### WHAT IS REQUIRED
Records follow. Copy every line with "Mendelian".

[Image records of document pages]
== Segment start ==
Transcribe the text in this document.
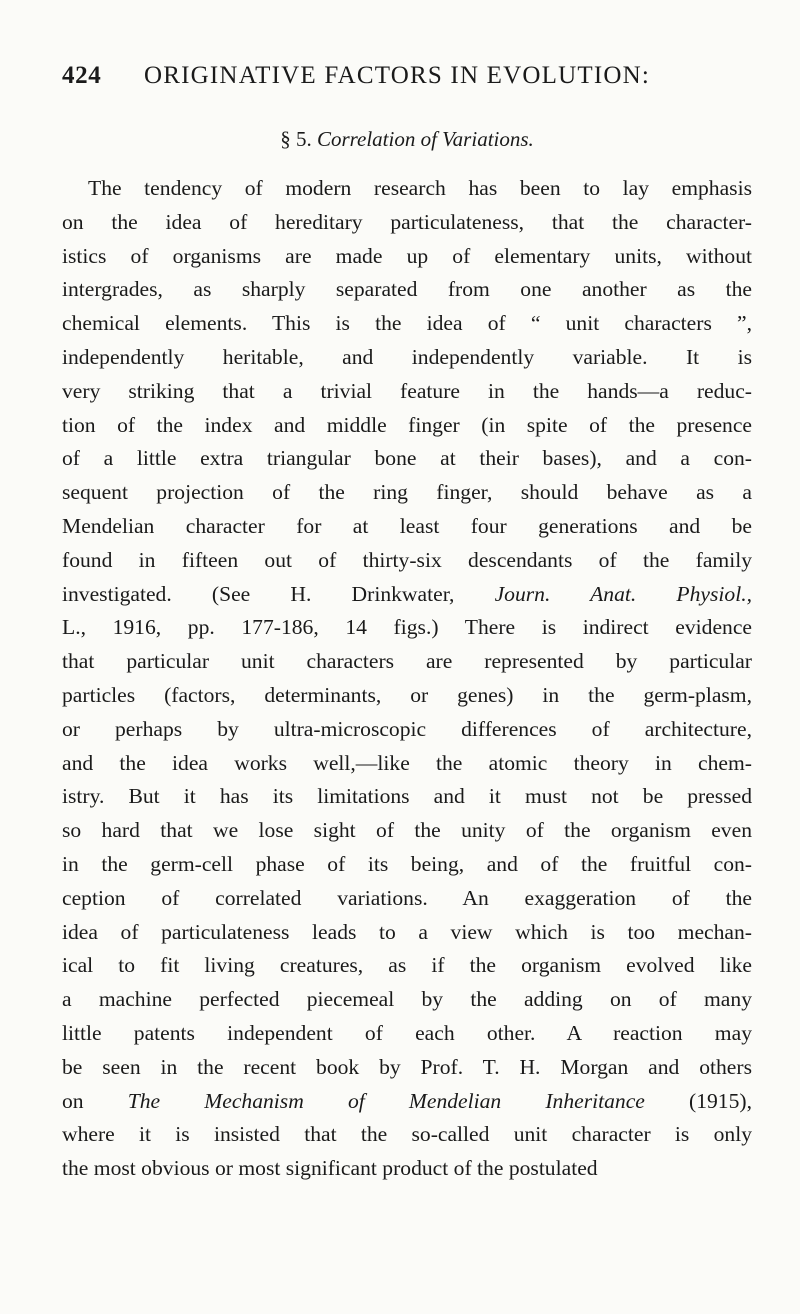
424 ORIGINATIVE FACTORS IN EVOLUTION:
§ 5. Correlation of Variations.
The tendency of modern research has been to lay emphasis
on the idea of hereditary particulateness, that the character-
istics of organisms are made up of elementary units, without
intergrades, as sharply separated from one another as the
chemical elements. This is the idea of “ unit characters ”,
independently heritable, and independently variable. It is
very striking that a trivial feature in the hands—a reduc-
tion of the index and middle finger (in spite of the presence
of a little extra triangular bone at their bases), and a con-
sequent projection of the ring finger, should behave as a
Mendelian character for at least four generations and be
found in fifteen out of thirty-six descendants of the family
investigated. (See H. Drinkwater, Journ. Anat. Physiol.,
L., 1916, pp. 177-186, 14 figs.) There is indirect evidence
that particular unit characters are represented by particular
particles (factors, determinants, or genes) in the germ-plasm,
or perhaps by ultra-microscopic differences of architecture,
and the idea works well,—like the atomic theory in chem-
istry. But it has its limitations and it must not be pressed
so hard that we lose sight of the unity of the organism even
in the germ-cell phase of its being, and of the fruitful con-
ception of correlated variations. An exaggeration of the
idea of particulateness leads to a view which is too mechan-
ical to fit living creatures, as if the organism evolved like
a machine perfected piecemeal by the adding on of many
little patents independent of each other. A reaction may
be seen in the recent book by Prof. T. H. Morgan and others
on The Mechanism of Mendelian Inheritance (1915),
where it is insisted that the so-called unit character is only
the most obvious or most significant product of the postulated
== Segment end ==
### WRITTEN RESPONSE
Mendelian character for at least four generations and be
on The Mechanism of Mendelian Inheritance (1915),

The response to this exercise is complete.